#### REQUEST
All of the records listed below should be retyped exactly.

#### DATA SHOWN
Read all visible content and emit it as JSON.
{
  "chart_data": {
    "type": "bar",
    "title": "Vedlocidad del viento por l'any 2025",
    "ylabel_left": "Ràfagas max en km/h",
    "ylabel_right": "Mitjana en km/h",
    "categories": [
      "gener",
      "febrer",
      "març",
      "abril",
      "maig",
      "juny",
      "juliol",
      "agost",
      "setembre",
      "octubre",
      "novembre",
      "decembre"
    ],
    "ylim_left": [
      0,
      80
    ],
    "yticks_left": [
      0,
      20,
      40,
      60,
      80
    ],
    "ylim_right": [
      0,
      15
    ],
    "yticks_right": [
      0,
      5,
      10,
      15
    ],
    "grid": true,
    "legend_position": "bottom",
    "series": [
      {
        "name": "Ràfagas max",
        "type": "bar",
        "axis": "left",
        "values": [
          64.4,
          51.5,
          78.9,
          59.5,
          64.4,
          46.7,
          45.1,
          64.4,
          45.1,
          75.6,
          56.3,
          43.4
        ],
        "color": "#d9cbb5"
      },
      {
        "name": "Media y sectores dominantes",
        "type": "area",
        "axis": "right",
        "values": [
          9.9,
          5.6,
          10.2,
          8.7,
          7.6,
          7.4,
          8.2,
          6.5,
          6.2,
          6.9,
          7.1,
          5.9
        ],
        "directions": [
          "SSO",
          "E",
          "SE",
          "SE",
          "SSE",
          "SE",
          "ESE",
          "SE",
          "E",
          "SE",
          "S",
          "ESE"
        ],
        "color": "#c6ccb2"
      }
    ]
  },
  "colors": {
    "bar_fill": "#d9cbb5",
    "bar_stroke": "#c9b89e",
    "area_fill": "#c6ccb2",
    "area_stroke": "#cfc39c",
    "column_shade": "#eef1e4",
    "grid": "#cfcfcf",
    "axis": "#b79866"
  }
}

#### OUTPUT OF THE EXERCISE
Read all visible content and emit it as JSON.
{
  "chart_data": {
    "type": "bar",
    "title": "Vedlocidad del viento por l'any 2025",
    "ylabel_left": "Ràfagas max en km/h",
    "ylabel_right": "Mitjana en km/h",
    "categories": [
      "gener",
      "febrer",
      "març",
      "abril",
      "maig",
      "juny",
      "juliol",
      "agost",
      "setembre",
      "octubre",
      "novembre",
      "decembre"
    ],
    "ylim_left": [
      0,
      80
    ],
    "yticks_left": [
      0,
      20,
      40,
      60,
      80
    ],
    "ylim_right": [
      0,
      15
    ],
    "yticks_right": [
      0,
      5,
      10,
      15
    ],
    "grid": true,
    "legend_position": "bottom",
    "series": [
      {
        "name": "Ràfagas max",
        "type": "bar",
        "axis": "left",
        "values": [
          64.4,
          51.5,
          78.9,
          59.5,
          64.4,
          46.7,
          45.1,
          64.4,
          45.1,
          75.6,
          56.3,
          43.4
        ],
        "color": "#d9cbb5"
      },
      {
        "name": "Media y sectores dominantes",
        "type": "area",
        "axis": "right",
        "values": [
          9.9,
          5.6,
          10.2,
          8.7,
          7.6,
          7.4,
          8.2,
          6.5,
          6.2,
          6.9,
          7.1,
          5.9
        ],
        "directions": [
          "SSO",
          "E",
          "SE",
          "SE",
          "SSE",
          "SE",
          "ESE",
          "SE",
          "E",
          "SE",
          "S",
          "ESE"
        ],
        "color": "#c6ccb2"
      }
    ]
  },
  "colors": {
    "bar_fill": "#d9cbb5",
    "bar_stroke": "#c9b89e",
    "area_fill": "#c6ccb2",
    "area_stroke": "#cfc39c",
    "column_shade": "#eef1e4",
    "grid": "#cfcfcf",
    "axis": "#b79866"
  }
}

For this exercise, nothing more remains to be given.